## start EXTRACTED ENTRIES

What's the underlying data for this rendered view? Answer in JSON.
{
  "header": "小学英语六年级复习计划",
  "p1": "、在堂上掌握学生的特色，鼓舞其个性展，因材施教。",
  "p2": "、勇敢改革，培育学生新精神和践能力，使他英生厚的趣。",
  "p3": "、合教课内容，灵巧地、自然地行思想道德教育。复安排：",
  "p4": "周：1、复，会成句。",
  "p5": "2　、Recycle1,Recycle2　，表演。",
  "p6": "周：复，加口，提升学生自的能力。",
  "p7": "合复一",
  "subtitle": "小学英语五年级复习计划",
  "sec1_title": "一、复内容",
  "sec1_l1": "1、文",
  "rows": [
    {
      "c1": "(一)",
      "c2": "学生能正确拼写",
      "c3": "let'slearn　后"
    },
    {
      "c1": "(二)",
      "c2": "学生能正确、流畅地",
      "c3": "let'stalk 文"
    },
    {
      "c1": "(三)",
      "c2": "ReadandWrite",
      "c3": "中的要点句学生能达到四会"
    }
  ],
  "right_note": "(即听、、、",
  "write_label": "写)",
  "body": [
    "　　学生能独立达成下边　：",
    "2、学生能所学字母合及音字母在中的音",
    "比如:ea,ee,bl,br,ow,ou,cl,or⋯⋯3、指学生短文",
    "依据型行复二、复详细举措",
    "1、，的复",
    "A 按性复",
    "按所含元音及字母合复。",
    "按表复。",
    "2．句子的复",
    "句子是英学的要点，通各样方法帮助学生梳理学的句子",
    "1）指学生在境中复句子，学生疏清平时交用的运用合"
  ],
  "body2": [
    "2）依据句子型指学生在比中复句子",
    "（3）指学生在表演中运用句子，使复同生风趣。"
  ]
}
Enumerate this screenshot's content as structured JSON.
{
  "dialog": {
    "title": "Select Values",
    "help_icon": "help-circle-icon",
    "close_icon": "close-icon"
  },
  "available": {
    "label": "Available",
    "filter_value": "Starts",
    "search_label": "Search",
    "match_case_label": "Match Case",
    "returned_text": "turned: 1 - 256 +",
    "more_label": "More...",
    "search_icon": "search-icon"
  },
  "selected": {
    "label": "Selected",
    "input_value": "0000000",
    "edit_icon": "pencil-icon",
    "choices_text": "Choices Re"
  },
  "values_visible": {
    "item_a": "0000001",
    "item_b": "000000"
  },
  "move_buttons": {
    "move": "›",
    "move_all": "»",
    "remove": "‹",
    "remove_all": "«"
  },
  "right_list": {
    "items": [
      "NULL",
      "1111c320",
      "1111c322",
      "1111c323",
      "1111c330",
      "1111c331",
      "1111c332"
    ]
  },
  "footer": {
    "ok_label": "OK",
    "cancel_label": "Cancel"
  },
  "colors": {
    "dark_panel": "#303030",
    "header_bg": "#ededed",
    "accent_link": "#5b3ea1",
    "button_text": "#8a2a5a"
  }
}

## end EXTRACTED ENTRIES

▶ **GIVEN REQUEST**
Search the records for the word "icon" and copy every line where it occurs.

▶ **OUTPUT BELOW**
    "help_icon": "help-circle-icon",
    "close_icon": "close-icon"
    "search_icon": "search-icon"
    "edit_icon": "pencil-icon",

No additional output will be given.